## [SHORT EXERCISE]
All entries below need to be written out exactly, but without their pictures.

[Figure record listings]

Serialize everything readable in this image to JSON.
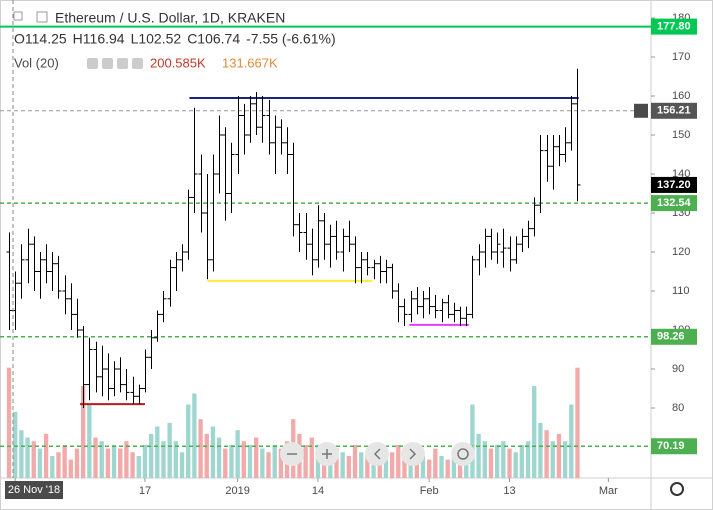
{
  "chart_data": {
    "type": "ohlc",
    "title": "Ethereum / U.S. Dollar, 1D, KRAKEN",
    "ohlc_header": [
      "O114.25",
      "H116.94",
      "L102.52",
      "C106.74",
      "-7.55 (-6.61%)"
    ],
    "volume_header": [
      "Vol (20)",
      "200.585K",
      "131.667K"
    ],
    "open": [
      120,
      105,
      112,
      118,
      122,
      115,
      118,
      115,
      117,
      110,
      108,
      104,
      100,
      86,
      95,
      88,
      90,
      85,
      90,
      86,
      84,
      83,
      85,
      93,
      98,
      104,
      108,
      116,
      118,
      120,
      134,
      140,
      130,
      118,
      140,
      150,
      135,
      145,
      155,
      150,
      158,
      152,
      155,
      148,
      152,
      148,
      145,
      127,
      125,
      122,
      118,
      128,
      122,
      124,
      120,
      124,
      122,
      116,
      118,
      116,
      117,
      115,
      116,
      110,
      106,
      104,
      108,
      106,
      108,
      106,
      105,
      107,
      104,
      105,
      103,
      104,
      118,
      120,
      124,
      120,
      120,
      121,
      118,
      122,
      124,
      126,
      132,
      146,
      142,
      147,
      145,
      148,
      158
    ],
    "high": [
      125,
      115,
      122,
      126,
      124,
      120,
      122,
      120,
      119,
      114,
      112,
      108,
      101,
      98,
      97,
      96,
      94,
      92,
      93,
      90,
      88,
      86,
      95,
      100,
      105,
      110,
      118,
      120,
      122,
      136,
      157,
      145,
      140,
      145,
      155,
      152,
      148,
      160,
      158,
      160,
      161,
      160,
      159,
      155,
      154,
      152,
      148,
      130,
      130,
      126,
      132,
      130,
      127,
      128,
      126,
      128,
      124,
      120,
      120,
      118,
      119,
      118,
      117,
      112,
      108,
      110,
      111,
      110,
      111,
      109,
      108,
      109,
      107,
      106,
      106,
      119,
      122,
      126,
      126,
      125,
      126,
      124,
      124,
      126,
      128,
      134,
      150,
      150,
      150,
      150,
      152,
      160,
      167
    ],
    "low": [
      100,
      100,
      108,
      112,
      110,
      108,
      112,
      110,
      108,
      104,
      100,
      98,
      80,
      82,
      84,
      83,
      82,
      83,
      84,
      82,
      81,
      81,
      84,
      90,
      97,
      102,
      106,
      110,
      115,
      118,
      130,
      125,
      113,
      115,
      135,
      128,
      130,
      140,
      145,
      148,
      150,
      148,
      145,
      140,
      145,
      140,
      124,
      120,
      118,
      114,
      116,
      118,
      116,
      118,
      115,
      120,
      112,
      112,
      114,
      113,
      112,
      112,
      108,
      102,
      101,
      102,
      104,
      103,
      104,
      103,
      102,
      103,
      102,
      101,
      101,
      103,
      114,
      116,
      118,
      117,
      116,
      115,
      117,
      120,
      121,
      124,
      130,
      138,
      136,
      142,
      143,
      146,
      133
    ],
    "close": [
      105,
      112,
      118,
      122,
      115,
      118,
      115,
      117,
      110,
      108,
      104,
      100,
      86,
      95,
      88,
      90,
      85,
      90,
      86,
      84,
      83,
      85,
      93,
      98,
      104,
      108,
      116,
      118,
      120,
      134,
      140,
      130,
      118,
      140,
      150,
      135,
      145,
      155,
      150,
      158,
      152,
      155,
      148,
      152,
      148,
      145,
      127,
      125,
      122,
      118,
      128,
      122,
      124,
      120,
      124,
      122,
      116,
      118,
      116,
      117,
      115,
      116,
      110,
      106,
      104,
      108,
      106,
      108,
      106,
      105,
      107,
      104,
      105,
      103,
      104,
      118,
      120,
      124,
      120,
      122,
      121,
      118,
      122,
      124,
      126,
      132,
      146,
      142,
      147,
      145,
      148,
      158,
      137.2
    ],
    "volume": [
      300,
      180,
      130,
      110,
      100,
      80,
      120,
      60,
      70,
      90,
      50,
      80,
      250,
      200,
      110,
      100,
      80,
      90,
      80,
      100,
      70,
      60,
      90,
      120,
      140,
      100,
      150,
      100,
      70,
      200,
      230,
      160,
      120,
      140,
      110,
      80,
      90,
      130,
      100,
      90,
      110,
      80,
      70,
      90,
      80,
      100,
      160,
      120,
      90,
      110,
      90,
      80,
      60,
      80,
      70,
      60,
      90,
      70,
      60,
      50,
      60,
      50,
      70,
      90,
      60,
      80,
      70,
      60,
      50,
      80,
      60,
      50,
      70,
      60,
      80,
      200,
      120,
      100,
      80,
      90,
      100,
      80,
      70,
      90,
      100,
      250,
      150,
      130,
      100,
      120,
      100,
      200,
      300
    ],
    "up_color": "#000000",
    "volume_up_color": "#9fd6cf",
    "volume_down_color": "#f2a9a9",
    "vlim": [
      0,
      1300
    ],
    "ylim": [
      62.05,
      184.62
    ],
    "yticks": [
      80,
      90,
      100,
      110,
      120,
      130,
      140,
      150,
      160,
      170,
      180
    ],
    "xlim": [
      -1.46,
      103.9
    ],
    "xticks": [
      {
        "value": 1,
        "label": "26 Nov '18"
      },
      {
        "value": 22,
        "label": "17"
      },
      {
        "value": 37,
        "label": "2019"
      },
      {
        "value": 50,
        "label": "14"
      },
      {
        "value": 68,
        "label": "Feb"
      },
      {
        "value": 81,
        "label": "13"
      },
      {
        "value": 97,
        "label": "Mar"
      }
    ],
    "levels": [
      {
        "value": 177.8,
        "label": "177.80",
        "color": "#00c853",
        "style": "solid"
      },
      {
        "value": 156.21,
        "label": "156.21",
        "color": "#555555",
        "style": "cursor"
      },
      {
        "value": 137.2,
        "label": "137.20",
        "color": "#000000",
        "style": "last"
      },
      {
        "value": 132.54,
        "label": "132.54",
        "color": "#4caf50",
        "style": "dashed"
      },
      {
        "value": 98.26,
        "label": "98.26",
        "color": "#4caf50",
        "style": "dashed"
      },
      {
        "value": 70.19,
        "label": "70.19",
        "color": "#4caf50",
        "style": "dashed"
      }
    ],
    "segments": [
      {
        "value": 159.5,
        "from": 29.2,
        "to": 92.2,
        "color": "#1a237e"
      },
      {
        "value": 112.6,
        "from": 32.1,
        "to": 58.8,
        "color": "#ffeb3b"
      },
      {
        "value": 101.3,
        "from": 64.8,
        "to": 74.4,
        "color": "#e040fb"
      },
      {
        "value": 81,
        "from": 11.5,
        "to": 22,
        "color": "#b71c1c"
      }
    ]
  }
}
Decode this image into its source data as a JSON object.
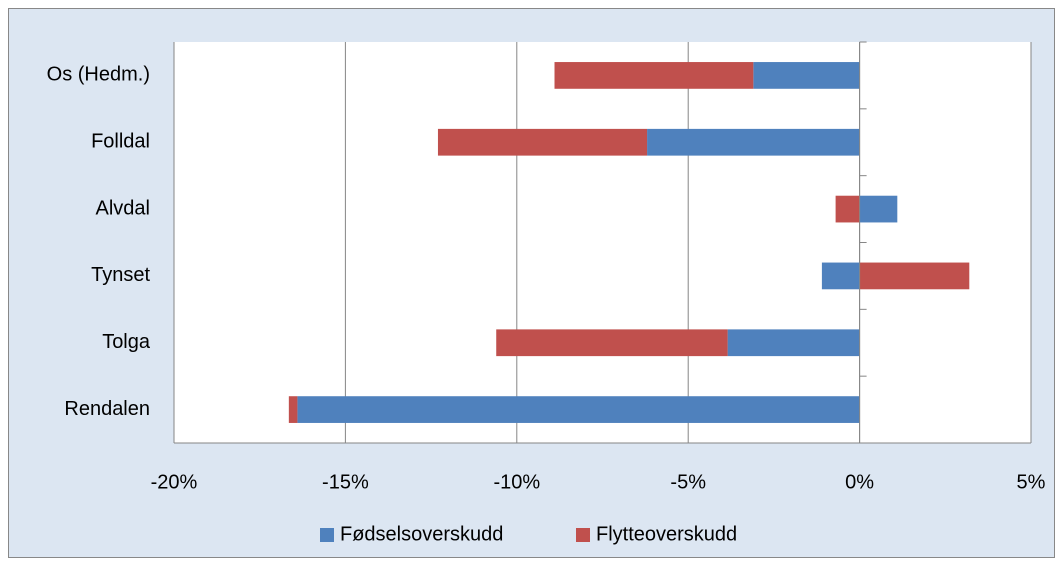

## [TASK OUTPUT]
Serialize everything readable in this image to JSON.
{
  "chart_data": {
    "type": "ohlc",
    "title": "Ethereum / U.S. Dollar, 1D, KRAKEN",
    "ohlc_header": [
      "O114.25",
      "H116.94",
      "L102.52",
      "C106.74",
      "-7.55 (-6.61%)"
    ],
    "volume_header": [
      "Vol (20)",
      "200.585K",
      "131.667K"
    ],
    "open": [
      120,
      105,
      112,
      118,
      122,
      115,
      118,
      115,
      117,
      110,
      108,
      104,
      100,
      86,
      95,
      88,
      90,
      85,
      90,
      86,
      84,
      83,
      85,
      93,
      98,
      104,
      108,
      116,
      118,
      120,
      134,
      140,
      130,
      118,
      140,
      150,
      135,
      145,
      155,
      150,
      158,
      152,
      155,
      148,
      152,
      148,
      145,
      127,
      125,
      122,
      118,
      128,
      122,
      124,
      120,
      124,
      122,
      116,
      118,
      116,
      117,
      115,
      116,
      110,
      106,
      104,
      108,
      106,
      108,
      106,
      105,
      107,
      104,
      105,
      103,
      104,
      118,
      120,
      124,
      120,
      120,
      121,
      118,
      122,
      124,
      126,
      132,
      146,
      142,
      147,
      145,
      148,
      158
    ],
    "high": [
      125,
      115,
      122,
      126,
      124,
      120,
      122,
      120,
      119,
      114,
      112,
      108,
      101,
      98,
      97,
      96,
      94,
      92,
      93,
      90,
      88,
      86,
      95,
      100,
      105,
      110,
      118,
      120,
      122,
      136,
      157,
      145,
      140,
      145,
      155,
      152,
      148,
      160,
      158,
      160,
      161,
      160,
      159,
      155,
      154,
      152,
      148,
      130,
      130,
      126,
      132,
      130,
      127,
      128,
      126,
      128,
      124,
      120,
      120,
      118,
      119,
      118,
      117,
      112,
      108,
      110,
      111,
      110,
      111,
      109,
      108,
      109,
      107,
      106,
      106,
      119,
      122,
      126,
      126,
      125,
      126,
      124,
      124,
      126,
      128,
      134,
      150,
      150,
      150,
      150,
      152,
      160,
      167
    ],
    "low": [
      100,
      100,
      108,
      112,
      110,
      108,
      112,
      110,
      108,
      104,
      100,
      98,
      80,
      82,
      84,
      83,
      82,
      83,
      84,
      82,
      81,
      81,
      84,
      90,
      97,
      102,
      106,
      110,
      115,
      118,
      130,
      125,
      113,
      115,
      135,
      128,
      130,
      140,
      145,
      148,
      150,
      148,
      145,
      140,
      145,
      140,
      124,
      120,
      118,
      114,
      116,
      118,
      116,
      118,
      115,
      120,
      112,
      112,
      114,
      113,
      112,
      112,
      108,
      102,
      101,
      102,
      104,
      103,
      104,
      103,
      102,
      103,
      102,
      101,
      101,
      103,
      114,
      116,
      118,
      117,
      116,
      115,
      117,
      120,
      121,
      124,
      130,
      138,
      136,
      142,
      143,
      146,
      133
    ],
    "close": [
      105,
      112,
      118,
      122,
      115,
      118,
      115,
      117,
      110,
      108,
      104,
      100,
      86,
      95,
      88,
      90,
      85,
      90,
      86,
      84,
      83,
      85,
      93,
      98,
      104,
      108,
      116,
      118,
      120,
      134,
      140,
      130,
      118,
      140,
      150,
      135,
      145,
      155,
      150,
      158,
      152,
      155,
      148,
      152,
      148,
      145,
      127,
      125,
      122,
      118,
      128,
      122,
      124,
      120,
      124,
      122,
      116,
      118,
      116,
      117,
      115,
      116,
      110,
      106,
      104,
      108,
      106,
      108,
      106,
      105,
      107,
      104,
      105,
      103,
      104,
      118,
      120,
      124,
      120,
      122,
      121,
      118,
      122,
      124,
      126,
      132,
      146,
      142,
      147,
      145,
      148,
      158,
      137.2
    ],
    "volume": [
      300,
      180,
      130,
      110,
      100,
      80,
      120,
      60,
      70,
      90,
      50,
      80,
      250,
      200,
      110,
      100,
      80,
      90,
      80,
      100,
      70,
      60,
      90,
      120,
      140,
      100,
      150,
      100,
      70,
      200,
      230,
      160,
      120,
      140,
      110,
      80,
      90,
      130,
      100,
      90,
      110,
      80,
      70,
      90,
      80,
      100,
      160,
      120,
      90,
      110,
      90,
      80,
      60,
      80,
      70,
      60,
      90,
      70,
      60,
      50,
      60,
      50,
      70,
      90,
      60,
      80,
      70,
      60,
      50,
      80,
      60,
      50,
      70,
      60,
      80,
      200,
      120,
      100,
      80,
      90,
      100,
      80,
      70,
      90,
      100,
      250,
      150,
      130,
      100,
      120,
      100,
      200,
      300
    ],
    "up_color": "#000000",
    "volume_up_color": "#9fd6cf",
    "volume_down_color": "#f2a9a9",
    "vlim": [
      0,
      1300
    ],
    "ylim": [
      62.05,
      184.62
    ],
    "yticks": [
      80,
      90,
      100,
      110,
      120,
      130,
      140,
      150,
      160,
      170,
      180
    ],
    "xlim": [
      -1.46,
      103.9
    ],
    "xticks": [
      {
        "value": 1,
        "label": "26 Nov '18"
      },
      {
        "value": 22,
        "label": "17"
      },
      {
        "value": 37,
        "label": "2019"
      },
      {
        "value": 50,
        "label": "14"
      },
      {
        "value": 68,
        "label": "Feb"
      },
      {
        "value": 81,
        "label": "13"
      },
      {
        "value": 97,
        "label": "Mar"
      }
    ],
    "levels": [
      {
        "value": 177.8,
        "label": "177.80",
        "color": "#00c853",
        "style": "solid"
      },
      {
        "value": 156.21,
        "label": "156.21",
        "color": "#555555",
        "style": "cursor"
      },
      {
        "value": 137.2,
        "label": "137.20",
        "color": "#000000",
        "style": "last"
      },
      {
        "value": 132.54,
        "label": "132.54",
        "color": "#4caf50",
        "style": "dashed"
      },
      {
        "value": 98.26,
        "label": "98.26",
        "color": "#4caf50",
        "style": "dashed"
      },
      {
        "value": 70.19,
        "label": "70.19",
        "color": "#4caf50",
        "style": "dashed"
      }
    ],
    "segments": [
      {
        "value": 159.5,
        "from": 29.2,
        "to": 92.2,
        "color": "#1a237e"
      },
      {
        "value": 112.6,
        "from": 32.1,
        "to": 58.8,
        "color": "#ffeb3b"
      },
      {
        "value": 101.3,
        "from": 64.8,
        "to": 74.4,
        "color": "#e040fb"
      },
      {
        "value": 81,
        "from": 11.5,
        "to": 22,
        "color": "#b71c1c"
      }
    ]
  }
}
Decode this image into its source data as a JSON object.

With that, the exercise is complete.